## Written instruction:
Rewrite the listing with "redacted-content" changed to "hidden-content" everywhere it occurs, leaving every other character as it is.

--

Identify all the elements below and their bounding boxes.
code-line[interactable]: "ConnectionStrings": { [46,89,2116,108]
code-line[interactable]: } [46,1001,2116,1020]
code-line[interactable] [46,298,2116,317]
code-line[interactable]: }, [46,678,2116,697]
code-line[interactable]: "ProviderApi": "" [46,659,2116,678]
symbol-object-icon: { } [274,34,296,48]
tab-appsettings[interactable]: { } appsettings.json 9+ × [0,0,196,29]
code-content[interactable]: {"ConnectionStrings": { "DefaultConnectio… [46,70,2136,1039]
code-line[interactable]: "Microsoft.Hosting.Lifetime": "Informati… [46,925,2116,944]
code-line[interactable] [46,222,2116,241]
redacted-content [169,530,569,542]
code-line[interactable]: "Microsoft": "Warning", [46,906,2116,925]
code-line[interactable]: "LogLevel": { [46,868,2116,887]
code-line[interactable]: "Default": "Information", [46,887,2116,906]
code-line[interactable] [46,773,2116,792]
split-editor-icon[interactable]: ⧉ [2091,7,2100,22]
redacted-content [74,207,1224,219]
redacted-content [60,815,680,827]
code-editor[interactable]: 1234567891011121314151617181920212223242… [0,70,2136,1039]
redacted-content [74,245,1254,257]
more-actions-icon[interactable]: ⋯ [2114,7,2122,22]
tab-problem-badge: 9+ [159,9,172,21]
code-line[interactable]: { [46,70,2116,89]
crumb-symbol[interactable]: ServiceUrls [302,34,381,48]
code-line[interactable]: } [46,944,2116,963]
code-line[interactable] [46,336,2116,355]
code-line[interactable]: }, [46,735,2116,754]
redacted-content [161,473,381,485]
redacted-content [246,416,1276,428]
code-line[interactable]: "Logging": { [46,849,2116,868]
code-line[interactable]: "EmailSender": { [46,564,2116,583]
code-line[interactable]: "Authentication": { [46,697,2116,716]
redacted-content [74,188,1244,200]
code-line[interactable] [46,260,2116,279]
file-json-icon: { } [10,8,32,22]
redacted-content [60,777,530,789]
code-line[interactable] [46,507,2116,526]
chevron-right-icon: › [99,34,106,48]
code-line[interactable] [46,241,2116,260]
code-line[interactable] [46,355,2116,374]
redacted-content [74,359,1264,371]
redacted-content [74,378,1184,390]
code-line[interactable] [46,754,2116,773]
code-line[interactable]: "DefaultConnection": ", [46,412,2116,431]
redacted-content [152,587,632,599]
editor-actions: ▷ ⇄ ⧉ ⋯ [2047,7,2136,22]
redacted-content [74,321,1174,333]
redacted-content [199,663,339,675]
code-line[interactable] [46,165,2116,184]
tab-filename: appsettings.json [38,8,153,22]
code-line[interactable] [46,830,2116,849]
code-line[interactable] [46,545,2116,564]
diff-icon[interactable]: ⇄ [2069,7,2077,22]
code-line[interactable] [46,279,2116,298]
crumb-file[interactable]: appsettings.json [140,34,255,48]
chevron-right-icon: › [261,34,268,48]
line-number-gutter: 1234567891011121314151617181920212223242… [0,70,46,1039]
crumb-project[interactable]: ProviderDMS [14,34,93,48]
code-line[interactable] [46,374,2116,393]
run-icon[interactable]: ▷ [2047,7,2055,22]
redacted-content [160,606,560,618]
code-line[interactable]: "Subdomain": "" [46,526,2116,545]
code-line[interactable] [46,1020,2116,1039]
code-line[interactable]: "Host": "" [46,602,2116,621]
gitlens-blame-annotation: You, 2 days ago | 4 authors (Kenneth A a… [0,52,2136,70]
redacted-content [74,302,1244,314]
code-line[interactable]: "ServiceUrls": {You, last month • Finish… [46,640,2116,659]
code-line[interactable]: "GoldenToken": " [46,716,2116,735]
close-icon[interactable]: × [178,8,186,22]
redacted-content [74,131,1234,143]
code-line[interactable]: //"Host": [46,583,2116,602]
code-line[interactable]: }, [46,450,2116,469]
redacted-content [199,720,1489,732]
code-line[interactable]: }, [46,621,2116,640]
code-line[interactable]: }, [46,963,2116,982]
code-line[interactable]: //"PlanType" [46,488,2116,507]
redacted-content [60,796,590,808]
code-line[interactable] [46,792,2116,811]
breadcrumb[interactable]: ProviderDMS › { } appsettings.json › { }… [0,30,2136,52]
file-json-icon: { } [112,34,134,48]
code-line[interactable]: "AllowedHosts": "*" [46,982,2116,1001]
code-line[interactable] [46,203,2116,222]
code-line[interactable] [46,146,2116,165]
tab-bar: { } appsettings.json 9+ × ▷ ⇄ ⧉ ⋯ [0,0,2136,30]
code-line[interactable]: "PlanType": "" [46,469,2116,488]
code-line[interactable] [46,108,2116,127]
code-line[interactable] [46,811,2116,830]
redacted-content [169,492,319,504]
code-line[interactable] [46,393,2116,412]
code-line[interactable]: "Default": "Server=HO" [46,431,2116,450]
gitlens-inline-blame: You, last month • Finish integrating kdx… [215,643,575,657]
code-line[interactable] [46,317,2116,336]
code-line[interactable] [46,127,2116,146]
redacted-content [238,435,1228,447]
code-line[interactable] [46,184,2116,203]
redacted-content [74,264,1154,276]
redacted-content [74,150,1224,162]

--

## Correct result:
Identify all the elements below and their bounding boxes.
code-line[interactable]: "ConnectionStrings": { [46,89,2116,108]
code-line[interactable]: } [46,1001,2116,1020]
code-line[interactable] [46,298,2116,317]
code-line[interactable]: }, [46,678,2116,697]
code-line[interactable]: "ProviderApi": "" [46,659,2116,678]
symbol-object-icon: { } [274,34,296,48]
tab-appsettings[interactable]: { } appsettings.json 9+ × [0,0,196,29]
code-content[interactable]: {"ConnectionStrings": { "DefaultConnectio… [46,70,2136,1039]
code-line[interactable]: "Microsoft.Hosting.Lifetime": "Informati… [46,925,2116,944]
code-line[interactable] [46,222,2116,241]
hidden-content [169,530,569,542]
code-line[interactable]: "Microsoft": "Warning", [46,906,2116,925]
code-line[interactable]: "LogLevel": { [46,868,2116,887]
code-line[interactable]: "Default": "Information", [46,887,2116,906]
code-line[interactable] [46,773,2116,792]
split-editor-icon[interactable]: ⧉ [2091,7,2100,22]
hidden-content [74,207,1224,219]
hidden-content [60,815,680,827]
code-editor[interactable]: 1234567891011121314151617181920212223242… [0,70,2136,1039]
hidden-content [74,245,1254,257]
more-actions-icon[interactable]: ⋯ [2114,7,2122,22]
tab-problem-badge: 9+ [159,9,172,21]
code-line[interactable]: { [46,70,2116,89]
crumb-symbol[interactable]: ServiceUrls [302,34,381,48]
code-line[interactable]: } [46,944,2116,963]
code-line[interactable] [46,336,2116,355]
code-line[interactable]: }, [46,735,2116,754]
hidden-content [161,473,381,485]
hidden-content [246,416,1276,428]
code-line[interactable]: "Logging": { [46,849,2116,868]
code-line[interactable]: "EmailSender": { [46,564,2116,583]
code-line[interactable]: "Authentication": { [46,697,2116,716]
hidden-content [74,188,1244,200]
code-line[interactable] [46,260,2116,279]
file-json-icon: { } [10,8,32,22]
hidden-content [60,777,530,789]
code-line[interactable] [46,507,2116,526]
chevron-right-icon: › [99,34,106,48]
code-line[interactable] [46,241,2116,260]
code-line[interactable] [46,355,2116,374]
hidden-content [74,359,1264,371]
hidden-content [74,378,1184,390]
code-line[interactable] [46,754,2116,773]
code-line[interactable]: "DefaultConnection": ", [46,412,2116,431]
hidden-content [152,587,632,599]
editor-actions: ▷ ⇄ ⧉ ⋯ [2047,7,2136,22]
hidden-content [74,321,1174,333]
hidden-content [199,663,339,675]
code-line[interactable] [46,165,2116,184]
tab-filename: appsettings.json [38,8,153,22]
code-line[interactable] [46,830,2116,849]
code-line[interactable] [46,545,2116,564]
diff-icon[interactable]: ⇄ [2069,7,2077,22]
code-line[interactable] [46,279,2116,298]
crumb-file[interactable]: appsettings.json [140,34,255,48]
chevron-right-icon: › [261,34,268,48]
line-number-gutter: 1234567891011121314151617181920212223242… [0,70,46,1039]
crumb-project[interactable]: ProviderDMS [14,34,93,48]
code-line[interactable] [46,374,2116,393]
run-icon[interactable]: ▷ [2047,7,2055,22]
hidden-content [160,606,560,618]
code-line[interactable]: "Subdomain": "" [46,526,2116,545]
code-line[interactable] [46,1020,2116,1039]
code-line[interactable]: "Host": "" [46,602,2116,621]
gitlens-blame-annotation: You, 2 days ago | 4 authors (Kenneth A a… [0,52,2136,70]
hidden-content [74,302,1244,314]
code-line[interactable]: "ServiceUrls": {You, last month • Finish… [46,640,2116,659]
code-line[interactable]: "GoldenToken": " [46,716,2116,735]
close-icon[interactable]: × [178,8,186,22]
hidden-content [74,131,1234,143]
code-line[interactable]: //"Host": [46,583,2116,602]
code-line[interactable]: }, [46,450,2116,469]
hidden-content [199,720,1489,732]
code-line[interactable]: }, [46,621,2116,640]
code-line[interactable]: }, [46,963,2116,982]
code-line[interactable]: //"PlanType" [46,488,2116,507]
hidden-content [60,796,590,808]
code-line[interactable] [46,792,2116,811]
breadcrumb[interactable]: ProviderDMS › { } appsettings.json › { }… [0,30,2136,52]
file-json-icon: { } [112,34,134,48]
code-line[interactable]: "AllowedHosts": "*" [46,982,2116,1001]
code-line[interactable] [46,203,2116,222]
code-line[interactable] [46,146,2116,165]
tab-bar: { } appsettings.json 9+ × ▷ ⇄ ⧉ ⋯ [0,0,2136,30]
code-line[interactable]: "PlanType": "" [46,469,2116,488]
code-line[interactable] [46,108,2116,127]
code-line[interactable] [46,811,2116,830]
hidden-content [169,492,319,504]
code-line[interactable] [46,393,2116,412]
code-line[interactable]: "Default": "Server=HO" [46,431,2116,450]
gitlens-inline-blame: You, last month • Finish integrating kdx… [215,643,575,657]
code-line[interactable] [46,317,2116,336]
code-line[interactable] [46,127,2116,146]
hidden-content [238,435,1228,447]
code-line[interactable] [46,184,2116,203]
hidden-content [74,264,1154,276]
hidden-content [74,150,1224,162]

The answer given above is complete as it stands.